> _Your goal_
Go through the material below and count the lines with the string "lokal"; the number is the whole answer.

> _Given records_
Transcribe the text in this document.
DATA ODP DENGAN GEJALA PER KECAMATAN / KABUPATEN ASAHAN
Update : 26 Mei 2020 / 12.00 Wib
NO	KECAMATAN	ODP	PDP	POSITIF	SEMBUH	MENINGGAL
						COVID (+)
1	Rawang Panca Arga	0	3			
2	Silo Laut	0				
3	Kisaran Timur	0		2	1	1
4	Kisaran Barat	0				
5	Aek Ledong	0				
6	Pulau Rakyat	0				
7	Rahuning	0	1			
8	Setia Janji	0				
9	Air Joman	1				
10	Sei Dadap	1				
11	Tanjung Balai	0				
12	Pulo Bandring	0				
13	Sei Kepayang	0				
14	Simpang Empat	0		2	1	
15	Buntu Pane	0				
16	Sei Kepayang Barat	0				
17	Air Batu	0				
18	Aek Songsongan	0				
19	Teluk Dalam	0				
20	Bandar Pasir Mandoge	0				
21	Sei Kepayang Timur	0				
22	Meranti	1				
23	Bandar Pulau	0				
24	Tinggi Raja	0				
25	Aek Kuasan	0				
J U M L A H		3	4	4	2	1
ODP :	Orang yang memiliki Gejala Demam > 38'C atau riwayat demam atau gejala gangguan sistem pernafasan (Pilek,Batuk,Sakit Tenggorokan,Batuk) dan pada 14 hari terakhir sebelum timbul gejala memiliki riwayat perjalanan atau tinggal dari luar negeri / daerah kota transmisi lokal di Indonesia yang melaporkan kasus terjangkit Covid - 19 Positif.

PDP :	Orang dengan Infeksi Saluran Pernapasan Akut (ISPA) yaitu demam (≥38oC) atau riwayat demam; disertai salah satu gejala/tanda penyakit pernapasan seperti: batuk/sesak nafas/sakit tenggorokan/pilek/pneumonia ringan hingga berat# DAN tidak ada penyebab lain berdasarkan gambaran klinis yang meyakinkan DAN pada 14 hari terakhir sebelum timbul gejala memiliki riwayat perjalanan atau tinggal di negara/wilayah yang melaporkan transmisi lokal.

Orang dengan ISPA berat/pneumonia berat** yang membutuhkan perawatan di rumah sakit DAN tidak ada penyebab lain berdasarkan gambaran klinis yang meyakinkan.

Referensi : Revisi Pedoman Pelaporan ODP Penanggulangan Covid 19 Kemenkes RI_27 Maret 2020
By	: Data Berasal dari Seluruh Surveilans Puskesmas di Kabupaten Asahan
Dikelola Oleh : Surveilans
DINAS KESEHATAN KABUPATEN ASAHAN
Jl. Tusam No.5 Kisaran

--

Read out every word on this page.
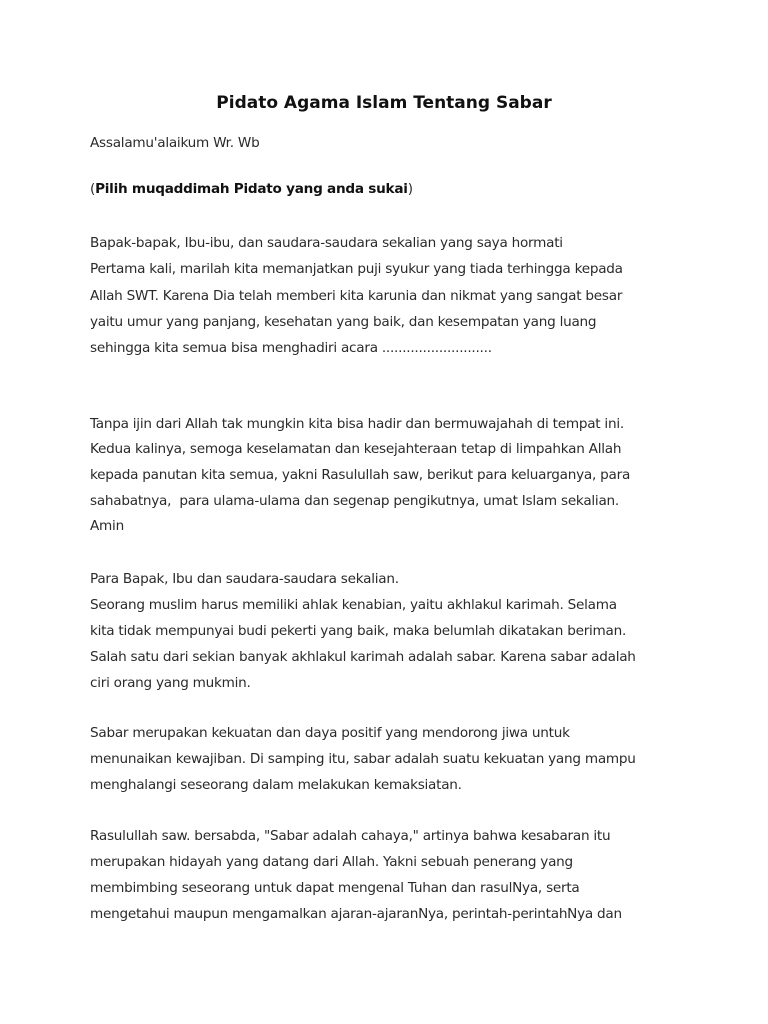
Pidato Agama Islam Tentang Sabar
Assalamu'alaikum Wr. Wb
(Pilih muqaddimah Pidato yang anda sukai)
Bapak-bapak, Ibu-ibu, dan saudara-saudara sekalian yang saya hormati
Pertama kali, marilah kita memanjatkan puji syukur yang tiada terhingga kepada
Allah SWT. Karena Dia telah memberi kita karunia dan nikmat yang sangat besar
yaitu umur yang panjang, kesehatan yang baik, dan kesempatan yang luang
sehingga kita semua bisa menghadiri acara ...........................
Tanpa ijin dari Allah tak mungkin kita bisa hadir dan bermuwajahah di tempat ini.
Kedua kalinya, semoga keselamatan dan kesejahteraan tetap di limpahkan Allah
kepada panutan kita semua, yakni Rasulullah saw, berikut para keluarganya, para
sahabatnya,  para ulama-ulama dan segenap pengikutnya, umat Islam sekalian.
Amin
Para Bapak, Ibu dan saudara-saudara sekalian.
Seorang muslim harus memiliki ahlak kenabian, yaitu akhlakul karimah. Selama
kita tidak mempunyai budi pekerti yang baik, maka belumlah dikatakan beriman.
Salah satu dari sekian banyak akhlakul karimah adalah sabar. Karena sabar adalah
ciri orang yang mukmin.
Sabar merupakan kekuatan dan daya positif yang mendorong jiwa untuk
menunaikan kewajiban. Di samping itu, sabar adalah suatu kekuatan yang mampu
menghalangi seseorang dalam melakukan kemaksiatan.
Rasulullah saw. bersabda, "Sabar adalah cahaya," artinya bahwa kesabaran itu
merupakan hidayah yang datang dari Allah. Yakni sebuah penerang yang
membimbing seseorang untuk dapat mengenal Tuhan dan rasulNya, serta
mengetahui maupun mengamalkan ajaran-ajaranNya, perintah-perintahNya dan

==

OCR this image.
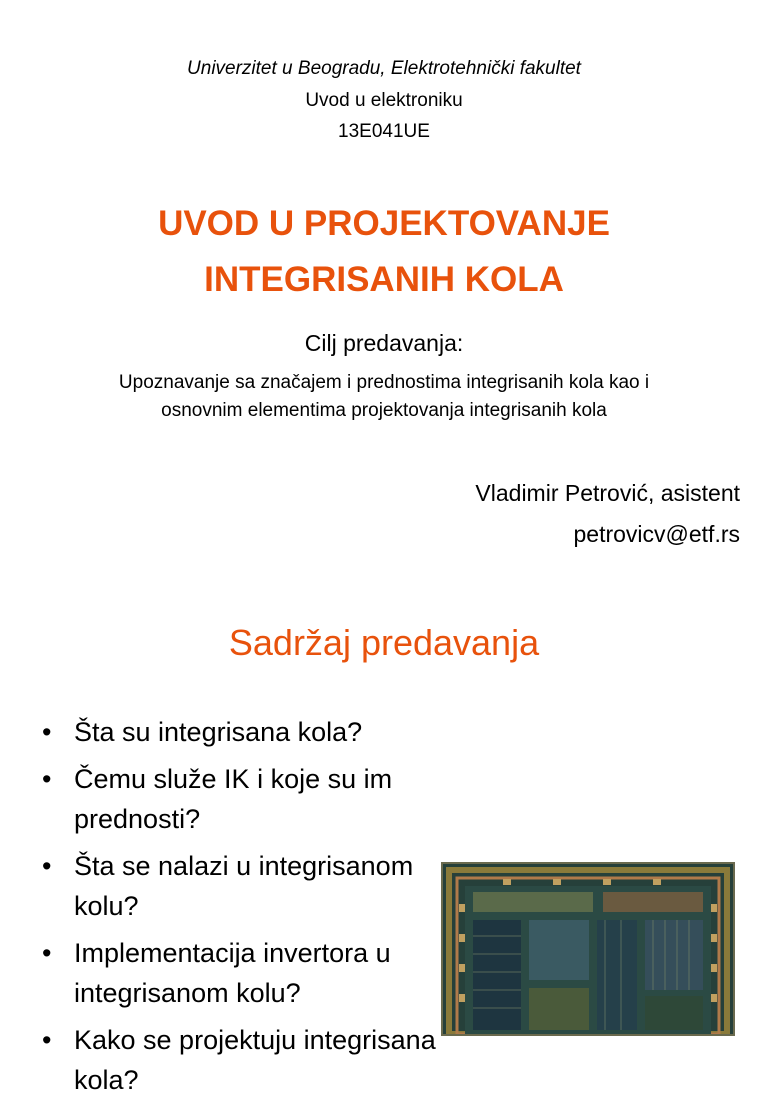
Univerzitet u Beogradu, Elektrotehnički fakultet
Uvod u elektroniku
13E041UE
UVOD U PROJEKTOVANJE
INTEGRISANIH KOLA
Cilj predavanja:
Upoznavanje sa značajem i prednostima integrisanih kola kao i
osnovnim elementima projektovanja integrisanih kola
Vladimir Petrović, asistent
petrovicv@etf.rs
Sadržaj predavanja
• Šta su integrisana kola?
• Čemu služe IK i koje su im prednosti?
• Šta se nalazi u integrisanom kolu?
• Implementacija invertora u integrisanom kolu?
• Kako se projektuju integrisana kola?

> _Output of the task_
2